Send back the entries below exactly as they appear.

- **Records to use**:
========================

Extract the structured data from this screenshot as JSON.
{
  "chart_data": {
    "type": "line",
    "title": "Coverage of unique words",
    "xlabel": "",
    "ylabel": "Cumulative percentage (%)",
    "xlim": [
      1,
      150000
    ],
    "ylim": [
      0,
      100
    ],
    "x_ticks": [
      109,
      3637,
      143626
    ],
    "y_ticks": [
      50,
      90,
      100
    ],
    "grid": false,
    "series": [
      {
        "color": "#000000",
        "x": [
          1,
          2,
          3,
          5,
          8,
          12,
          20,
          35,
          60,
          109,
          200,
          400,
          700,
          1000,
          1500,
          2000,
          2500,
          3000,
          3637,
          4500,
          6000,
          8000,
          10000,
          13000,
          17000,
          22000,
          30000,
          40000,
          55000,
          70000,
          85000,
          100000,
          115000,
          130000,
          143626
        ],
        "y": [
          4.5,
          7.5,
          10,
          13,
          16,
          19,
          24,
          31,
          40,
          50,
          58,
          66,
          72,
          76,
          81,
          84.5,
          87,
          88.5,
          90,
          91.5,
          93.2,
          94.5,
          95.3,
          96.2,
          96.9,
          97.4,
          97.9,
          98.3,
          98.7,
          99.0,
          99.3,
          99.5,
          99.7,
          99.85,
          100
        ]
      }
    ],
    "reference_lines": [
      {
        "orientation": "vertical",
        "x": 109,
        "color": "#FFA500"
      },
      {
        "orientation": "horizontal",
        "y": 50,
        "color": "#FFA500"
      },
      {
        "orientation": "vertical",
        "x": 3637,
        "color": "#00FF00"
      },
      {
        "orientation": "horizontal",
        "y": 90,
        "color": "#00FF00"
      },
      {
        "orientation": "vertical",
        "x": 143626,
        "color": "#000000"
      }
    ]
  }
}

========================

- **Answer for the task**:
Extract the structured data from this screenshot as JSON.
{
  "chart_data": {
    "type": "line",
    "title": "Coverage of unique words",
    "xlabel": "",
    "ylabel": "Cumulative percentage (%)",
    "xlim": [
      1,
      150000
    ],
    "ylim": [
      0,
      100
    ],
    "x_ticks": [
      109,
      3637,
      143626
    ],
    "y_ticks": [
      50,
      90,
      100
    ],
    "grid": false,
    "series": [
      {
        "color": "#000000",
        "x": [
          1,
          2,
          3,
          5,
          8,
          12,
          20,
          35,
          60,
          109,
          200,
          400,
          700,
          1000,
          1500,
          2000,
          2500,
          3000,
          3637,
          4500,
          6000,
          8000,
          10000,
          13000,
          17000,
          22000,
          30000,
          40000,
          55000,
          70000,
          85000,
          100000,
          115000,
          130000,
          143626
        ],
        "y": [
          4.5,
          7.5,
          10,
          13,
          16,
          19,
          24,
          31,
          40,
          50,
          58,
          66,
          72,
          76,
          81,
          84.5,
          87,
          88.5,
          90,
          91.5,
          93.2,
          94.5,
          95.3,
          96.2,
          96.9,
          97.4,
          97.9,
          98.3,
          98.7,
          99.0,
          99.3,
          99.5,
          99.7,
          99.85,
          100
        ]
      }
    ],
    "reference_lines": [
      {
        "orientation": "vertical",
        "x": 109,
        "color": "#FFA500"
      },
      {
        "orientation": "horizontal",
        "y": 50,
        "color": "#FFA500"
      },
      {
        "orientation": "vertical",
        "x": 3637,
        "color": "#00FF00"
      },
      {
        "orientation": "horizontal",
        "y": 90,
        "color": "#00FF00"
      },
      {
        "orientation": "vertical",
        "x": 143626,
        "color": "#000000"
      }
    ]
  }
}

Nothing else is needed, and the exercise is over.